*STATED PROBLEM*
Each line of the material below that holds the word "Development" needs to be copied.

*DATA FOR THE TASK*

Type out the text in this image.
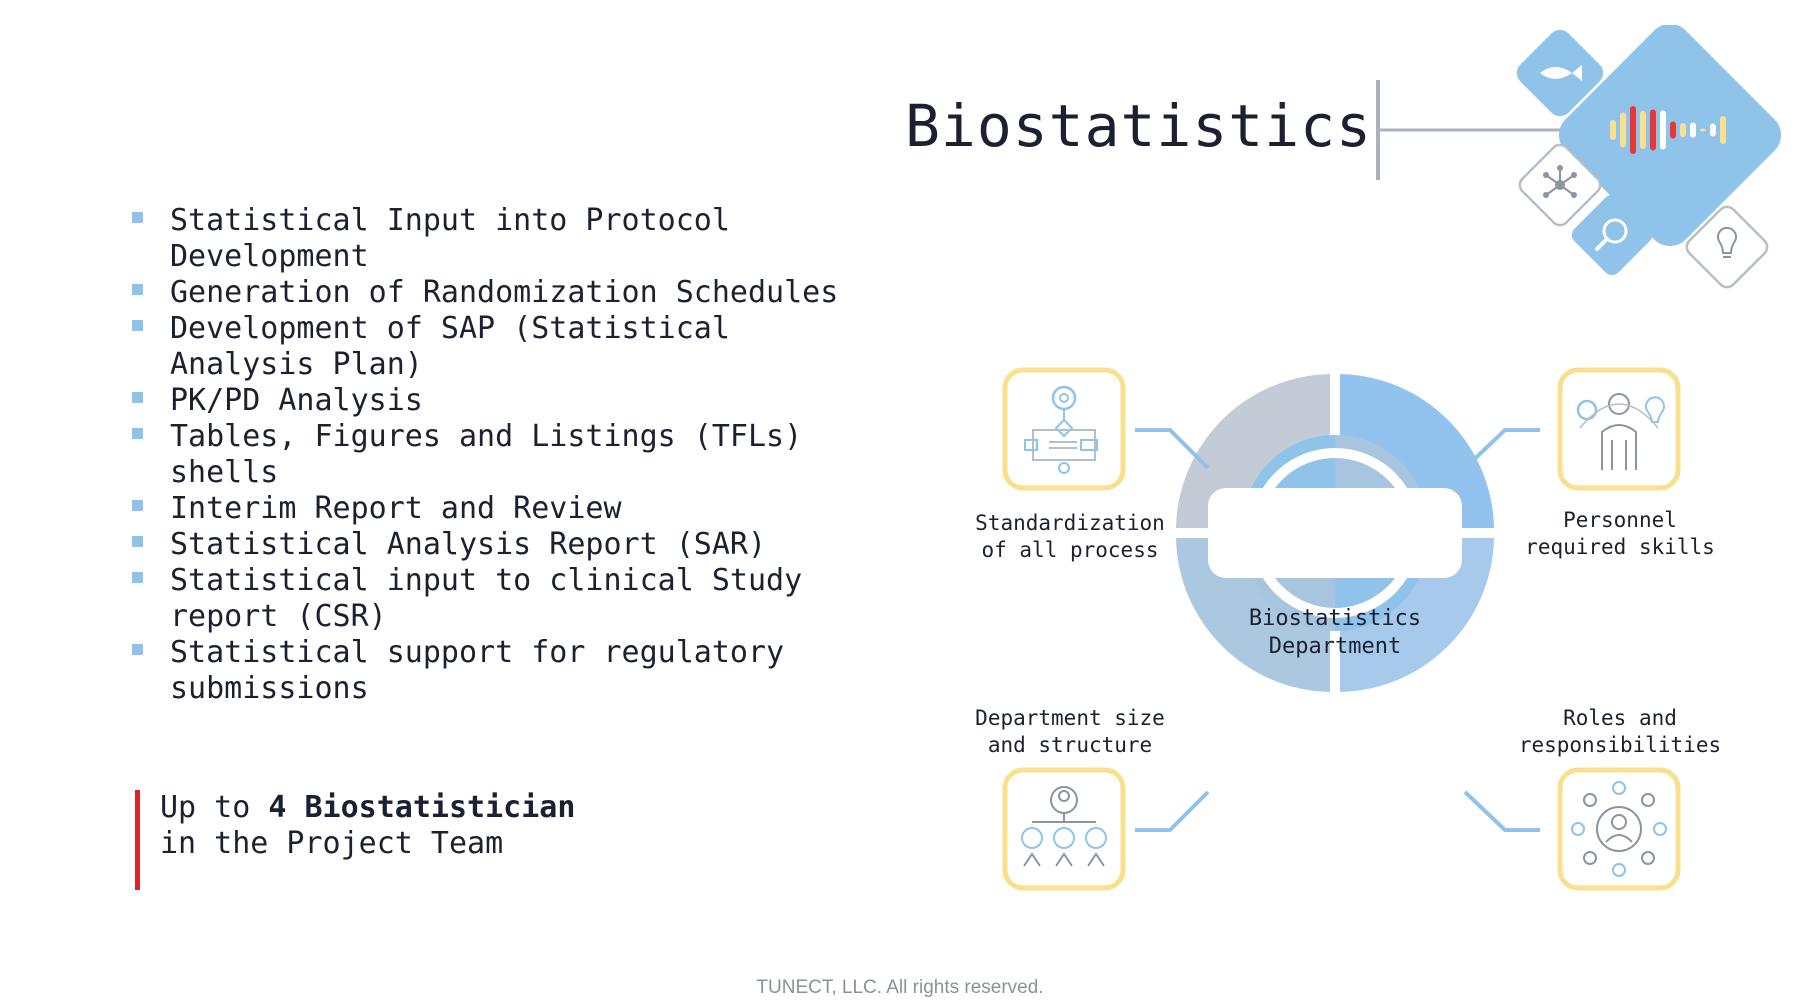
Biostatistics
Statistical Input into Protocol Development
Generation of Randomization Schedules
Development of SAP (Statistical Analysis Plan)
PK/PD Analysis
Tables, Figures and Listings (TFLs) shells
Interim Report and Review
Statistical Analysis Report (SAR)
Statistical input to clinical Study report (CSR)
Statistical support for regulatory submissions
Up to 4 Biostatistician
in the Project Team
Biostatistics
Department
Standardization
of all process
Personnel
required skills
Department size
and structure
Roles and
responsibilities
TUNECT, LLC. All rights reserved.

*EXPECTED OUTPUT*
Statistical Input into Protocol Development
Development of SAP (Statistical Analysis Plan)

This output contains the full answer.